• _ENTRIES SUPPLIED_:
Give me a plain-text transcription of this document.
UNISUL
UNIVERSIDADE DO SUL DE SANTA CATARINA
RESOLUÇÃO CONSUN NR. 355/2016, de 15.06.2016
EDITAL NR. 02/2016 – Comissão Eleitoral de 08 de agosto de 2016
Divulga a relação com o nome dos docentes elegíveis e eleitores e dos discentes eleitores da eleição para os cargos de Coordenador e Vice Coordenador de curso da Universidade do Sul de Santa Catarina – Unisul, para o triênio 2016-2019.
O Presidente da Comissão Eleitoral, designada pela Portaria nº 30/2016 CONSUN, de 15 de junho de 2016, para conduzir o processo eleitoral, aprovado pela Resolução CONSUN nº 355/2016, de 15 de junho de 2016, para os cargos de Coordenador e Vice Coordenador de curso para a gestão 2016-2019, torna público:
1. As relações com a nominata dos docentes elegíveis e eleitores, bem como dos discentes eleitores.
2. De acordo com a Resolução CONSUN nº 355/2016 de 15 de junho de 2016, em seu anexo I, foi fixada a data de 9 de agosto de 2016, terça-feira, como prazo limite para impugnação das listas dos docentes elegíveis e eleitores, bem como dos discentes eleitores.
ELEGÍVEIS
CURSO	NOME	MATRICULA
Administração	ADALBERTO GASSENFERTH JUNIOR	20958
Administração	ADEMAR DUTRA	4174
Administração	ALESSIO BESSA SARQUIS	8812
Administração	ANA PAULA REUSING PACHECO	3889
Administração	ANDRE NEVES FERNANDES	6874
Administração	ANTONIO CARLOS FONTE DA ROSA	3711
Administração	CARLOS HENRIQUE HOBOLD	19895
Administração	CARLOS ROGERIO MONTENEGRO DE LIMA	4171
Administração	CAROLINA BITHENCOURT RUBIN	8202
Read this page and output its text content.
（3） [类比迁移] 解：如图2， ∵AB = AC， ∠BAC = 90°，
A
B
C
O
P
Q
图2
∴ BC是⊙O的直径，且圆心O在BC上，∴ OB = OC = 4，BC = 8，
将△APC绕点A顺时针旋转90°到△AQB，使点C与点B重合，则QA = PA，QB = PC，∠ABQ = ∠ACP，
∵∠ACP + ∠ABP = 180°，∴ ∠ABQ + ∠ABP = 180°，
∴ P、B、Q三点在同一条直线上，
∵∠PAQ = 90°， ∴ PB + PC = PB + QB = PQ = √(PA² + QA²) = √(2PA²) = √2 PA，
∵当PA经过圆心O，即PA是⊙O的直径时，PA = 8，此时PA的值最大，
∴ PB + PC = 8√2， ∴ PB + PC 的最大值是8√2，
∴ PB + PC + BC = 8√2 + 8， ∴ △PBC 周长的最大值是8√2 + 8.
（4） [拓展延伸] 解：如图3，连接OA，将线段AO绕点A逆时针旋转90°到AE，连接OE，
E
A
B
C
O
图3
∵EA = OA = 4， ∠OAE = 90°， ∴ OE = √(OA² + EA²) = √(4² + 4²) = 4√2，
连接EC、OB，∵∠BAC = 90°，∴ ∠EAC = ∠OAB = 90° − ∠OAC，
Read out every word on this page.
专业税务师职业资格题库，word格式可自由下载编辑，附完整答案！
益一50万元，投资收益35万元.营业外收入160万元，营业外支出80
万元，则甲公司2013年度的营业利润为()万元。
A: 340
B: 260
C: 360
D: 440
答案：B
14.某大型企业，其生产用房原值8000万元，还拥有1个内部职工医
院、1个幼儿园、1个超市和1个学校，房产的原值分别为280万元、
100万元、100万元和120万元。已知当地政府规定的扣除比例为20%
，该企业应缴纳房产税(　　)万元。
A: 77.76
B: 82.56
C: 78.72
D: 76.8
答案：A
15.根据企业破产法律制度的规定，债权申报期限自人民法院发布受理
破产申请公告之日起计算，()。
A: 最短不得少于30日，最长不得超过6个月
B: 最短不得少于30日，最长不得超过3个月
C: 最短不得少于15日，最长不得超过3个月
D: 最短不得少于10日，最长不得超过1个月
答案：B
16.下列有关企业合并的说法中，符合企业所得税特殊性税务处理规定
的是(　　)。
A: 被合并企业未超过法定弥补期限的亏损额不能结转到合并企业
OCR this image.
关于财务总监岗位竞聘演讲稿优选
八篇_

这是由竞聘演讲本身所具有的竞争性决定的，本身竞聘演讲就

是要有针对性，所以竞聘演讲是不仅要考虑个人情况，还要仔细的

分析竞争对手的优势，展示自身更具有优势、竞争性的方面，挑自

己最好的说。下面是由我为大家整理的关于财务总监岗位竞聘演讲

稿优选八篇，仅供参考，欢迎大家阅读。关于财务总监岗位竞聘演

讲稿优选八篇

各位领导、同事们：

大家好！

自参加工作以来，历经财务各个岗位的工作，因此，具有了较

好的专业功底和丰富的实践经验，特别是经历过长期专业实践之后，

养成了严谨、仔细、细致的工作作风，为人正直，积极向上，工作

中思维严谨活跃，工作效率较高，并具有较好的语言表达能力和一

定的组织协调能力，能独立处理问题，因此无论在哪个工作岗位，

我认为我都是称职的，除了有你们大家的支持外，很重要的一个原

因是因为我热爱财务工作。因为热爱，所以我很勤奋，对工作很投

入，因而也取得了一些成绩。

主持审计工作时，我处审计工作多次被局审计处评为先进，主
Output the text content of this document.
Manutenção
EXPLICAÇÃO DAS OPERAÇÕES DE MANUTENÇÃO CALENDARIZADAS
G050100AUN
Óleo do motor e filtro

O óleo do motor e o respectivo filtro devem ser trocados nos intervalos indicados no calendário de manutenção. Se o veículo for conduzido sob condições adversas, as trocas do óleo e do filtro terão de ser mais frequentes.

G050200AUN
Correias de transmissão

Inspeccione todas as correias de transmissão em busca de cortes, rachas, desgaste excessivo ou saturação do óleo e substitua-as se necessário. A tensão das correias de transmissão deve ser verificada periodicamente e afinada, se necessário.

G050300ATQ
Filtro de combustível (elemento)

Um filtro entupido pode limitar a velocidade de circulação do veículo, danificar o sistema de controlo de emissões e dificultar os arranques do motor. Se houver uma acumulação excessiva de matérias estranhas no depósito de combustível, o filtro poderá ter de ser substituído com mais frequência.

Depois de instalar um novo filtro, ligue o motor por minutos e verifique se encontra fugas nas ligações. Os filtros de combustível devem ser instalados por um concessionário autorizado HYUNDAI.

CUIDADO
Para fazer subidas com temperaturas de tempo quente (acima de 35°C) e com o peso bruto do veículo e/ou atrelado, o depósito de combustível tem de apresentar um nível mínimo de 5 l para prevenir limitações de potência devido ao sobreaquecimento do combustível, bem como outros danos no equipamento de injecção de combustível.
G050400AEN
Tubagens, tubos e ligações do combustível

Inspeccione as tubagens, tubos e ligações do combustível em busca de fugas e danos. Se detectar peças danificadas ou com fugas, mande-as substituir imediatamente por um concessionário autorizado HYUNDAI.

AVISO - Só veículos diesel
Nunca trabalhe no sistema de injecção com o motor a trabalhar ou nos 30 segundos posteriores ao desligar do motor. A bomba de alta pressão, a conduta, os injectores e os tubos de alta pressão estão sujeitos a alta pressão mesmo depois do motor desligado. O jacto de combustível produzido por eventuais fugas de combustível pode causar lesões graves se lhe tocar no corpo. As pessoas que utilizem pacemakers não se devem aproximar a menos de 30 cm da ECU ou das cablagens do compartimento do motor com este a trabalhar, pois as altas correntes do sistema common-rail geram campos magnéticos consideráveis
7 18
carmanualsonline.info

• _WHAT THE TASK REQUIRES_:
Nothing may be left out: return each entry exactly as it reads.

• _WRITTEN RESPONSE_:
Give me a plain-text transcription of this document.
UNISUL
UNIVERSIDADE DO SUL DE SANTA CATARINA
RESOLUÇÃO CONSUN NR. 355/2016, de 15.06.2016
EDITAL NR. 02/2016 – Comissão Eleitoral de 08 de agosto de 2016
Divulga a relação com o nome dos docentes elegíveis e eleitores e dos discentes eleitores da eleição para os cargos de Coordenador e Vice Coordenador de curso da Universidade do Sul de Santa Catarina – Unisul, para o triênio 2016-2019.
O Presidente da Comissão Eleitoral, designada pela Portaria nº 30/2016 CONSUN, de 15 de junho de 2016, para conduzir o processo eleitoral, aprovado pela Resolução CONSUN nº 355/2016, de 15 de junho de 2016, para os cargos de Coordenador e Vice Coordenador de curso para a gestão 2016-2019, torna público:
1. As relações com a nominata dos docentes elegíveis e eleitores, bem como dos discentes eleitores.
2. De acordo com a Resolução CONSUN nº 355/2016 de 15 de junho de 2016, em seu anexo I, foi fixada a data de 9 de agosto de 2016, terça-feira, como prazo limite para impugnação das listas dos docentes elegíveis e eleitores, bem como dos discentes eleitores.
ELEGÍVEIS
CURSO	NOME	MATRICULA
Administração	ADALBERTO GASSENFERTH JUNIOR	20958
Administração	ADEMAR DUTRA	4174
Administração	ALESSIO BESSA SARQUIS	8812
Administração	ANA PAULA REUSING PACHECO	3889
Administração	ANDRE NEVES FERNANDES	6874
Administração	ANTONIO CARLOS FONTE DA ROSA	3711
Administração	CARLOS HENRIQUE HOBOLD	19895
Administração	CARLOS ROGERIO MONTENEGRO DE LIMA	4171
Administração	CAROLINA BITHENCOURT RUBIN	8202
Read this page and output its text content.
（3） [类比迁移] 解：如图2， ∵AB = AC， ∠BAC = 90°，
A
B
C
O
P
Q
图2
∴ BC是⊙O的直径，且圆心O在BC上，∴ OB = OC = 4，BC = 8，
将△APC绕点A顺时针旋转90°到△AQB，使点C与点B重合，则QA = PA，QB = PC，∠ABQ = ∠ACP，
∵∠ACP + ∠ABP = 180°，∴ ∠ABQ + ∠ABP = 180°，
∴ P、B、Q三点在同一条直线上，
∵∠PAQ = 90°， ∴ PB + PC = PB + QB = PQ = √(PA² + QA²) = √(2PA²) = √2 PA，
∵当PA经过圆心O，即PA是⊙O的直径时，PA = 8，此时PA的值最大，
∴ PB + PC = 8√2， ∴ PB + PC 的最大值是8√2，
∴ PB + PC + BC = 8√2 + 8， ∴ △PBC 周长的最大值是8√2 + 8.
（4） [拓展延伸] 解：如图3，连接OA，将线段AO绕点A逆时针旋转90°到AE，连接OE，
E
A
B
C
O
图3
∵EA = OA = 4， ∠OAE = 90°， ∴ OE = √(OA² + EA²) = √(4² + 4²) = 4√2，
连接EC、OB，∵∠BAC = 90°，∴ ∠EAC = ∠OAB = 90° − ∠OAC，
Read out every word on this page.
专业税务师职业资格题库，word格式可自由下载编辑，附完整答案！
益一50万元，投资收益35万元.营业外收入160万元，营业外支出80
万元，则甲公司2013年度的营业利润为()万元。
A: 340
B: 260
C: 360
D: 440
答案：B
14.某大型企业，其生产用房原值8000万元，还拥有1个内部职工医
院、1个幼儿园、1个超市和1个学校，房产的原值分别为280万元、
100万元、100万元和120万元。已知当地政府规定的扣除比例为20%
，该企业应缴纳房产税(　　)万元。
A: 77.76
B: 82.56
C: 78.72
D: 76.8
答案：A
15.根据企业破产法律制度的规定，债权申报期限自人民法院发布受理
破产申请公告之日起计算，()。
A: 最短不得少于30日，最长不得超过6个月
B: 最短不得少于30日，最长不得超过3个月
C: 最短不得少于15日，最长不得超过3个月
D: 最短不得少于10日，最长不得超过1个月
答案：B
16.下列有关企业合并的说法中，符合企业所得税特殊性税务处理规定
的是(　　)。
A: 被合并企业未超过法定弥补期限的亏损额不能结转到合并企业
OCR this image.
关于财务总监岗位竞聘演讲稿优选
八篇_

这是由竞聘演讲本身所具有的竞争性决定的，本身竞聘演讲就

是要有针对性，所以竞聘演讲是不仅要考虑个人情况，还要仔细的

分析竞争对手的优势，展示自身更具有优势、竞争性的方面，挑自

己最好的说。下面是由我为大家整理的关于财务总监岗位竞聘演讲

稿优选八篇，仅供参考，欢迎大家阅读。关于财务总监岗位竞聘演

讲稿优选八篇

各位领导、同事们：

大家好！

自参加工作以来，历经财务各个岗位的工作，因此，具有了较

好的专业功底和丰富的实践经验，特别是经历过长期专业实践之后，

养成了严谨、仔细、细致的工作作风，为人正直，积极向上，工作

中思维严谨活跃，工作效率较高，并具有较好的语言表达能力和一

定的组织协调能力，能独立处理问题，因此无论在哪个工作岗位，

我认为我都是称职的，除了有你们大家的支持外，很重要的一个原

因是因为我热爱财务工作。因为热爱，所以我很勤奋，对工作很投

入，因而也取得了一些成绩。

主持审计工作时，我处审计工作多次被局审计处评为先进，主
Output the text content of this document.
Manutenção
EXPLICAÇÃO DAS OPERAÇÕES DE MANUTENÇÃO CALENDARIZADAS
G050100AUN
Óleo do motor e filtro

O óleo do motor e o respectivo filtro devem ser trocados nos intervalos indicados no calendário de manutenção. Se o veículo for conduzido sob condições adversas, as trocas do óleo e do filtro terão de ser mais frequentes.

G050200AUN
Correias de transmissão

Inspeccione todas as correias de transmissão em busca de cortes, rachas, desgaste excessivo ou saturação do óleo e substitua-as se necessário. A tensão das correias de transmissão deve ser verificada periodicamente e afinada, se necessário.

G050300ATQ
Filtro de combustível (elemento)

Um filtro entupido pode limitar a velocidade de circulação do veículo, danificar o sistema de controlo de emissões e dificultar os arranques do motor. Se houver uma acumulação excessiva de matérias estranhas no depósito de combustível, o filtro poderá ter de ser substituído com mais frequência.

Depois de instalar um novo filtro, ligue o motor por minutos e verifique se encontra fugas nas ligações. Os filtros de combustível devem ser instalados por um concessionário autorizado HYUNDAI.

CUIDADO
Para fazer subidas com temperaturas de tempo quente (acima de 35°C) e com o peso bruto do veículo e/ou atrelado, o depósito de combustível tem de apresentar um nível mínimo de 5 l para prevenir limitações de potência devido ao sobreaquecimento do combustível, bem como outros danos no equipamento de injecção de combustível.
G050400AEN
Tubagens, tubos e ligações do combustível

Inspeccione as tubagens, tubos e ligações do combustível em busca de fugas e danos. Se detectar peças danificadas ou com fugas, mande-as substituir imediatamente por um concessionário autorizado HYUNDAI.

AVISO - Só veículos diesel
Nunca trabalhe no sistema de injecção com o motor a trabalhar ou nos 30 segundos posteriores ao desligar do motor. A bomba de alta pressão, a conduta, os injectores e os tubos de alta pressão estão sujeitos a alta pressão mesmo depois do motor desligado. O jacto de combustível produzido por eventuais fugas de combustível pode causar lesões graves se lhe tocar no corpo. As pessoas que utilizem pacemakers não se devem aproximar a menos de 30 cm da ECU ou das cablagens do compartimento do motor com este a trabalhar, pois as altas correntes do sistema common-rail geram campos magnéticos consideráveis
7 18
carmanualsonline.info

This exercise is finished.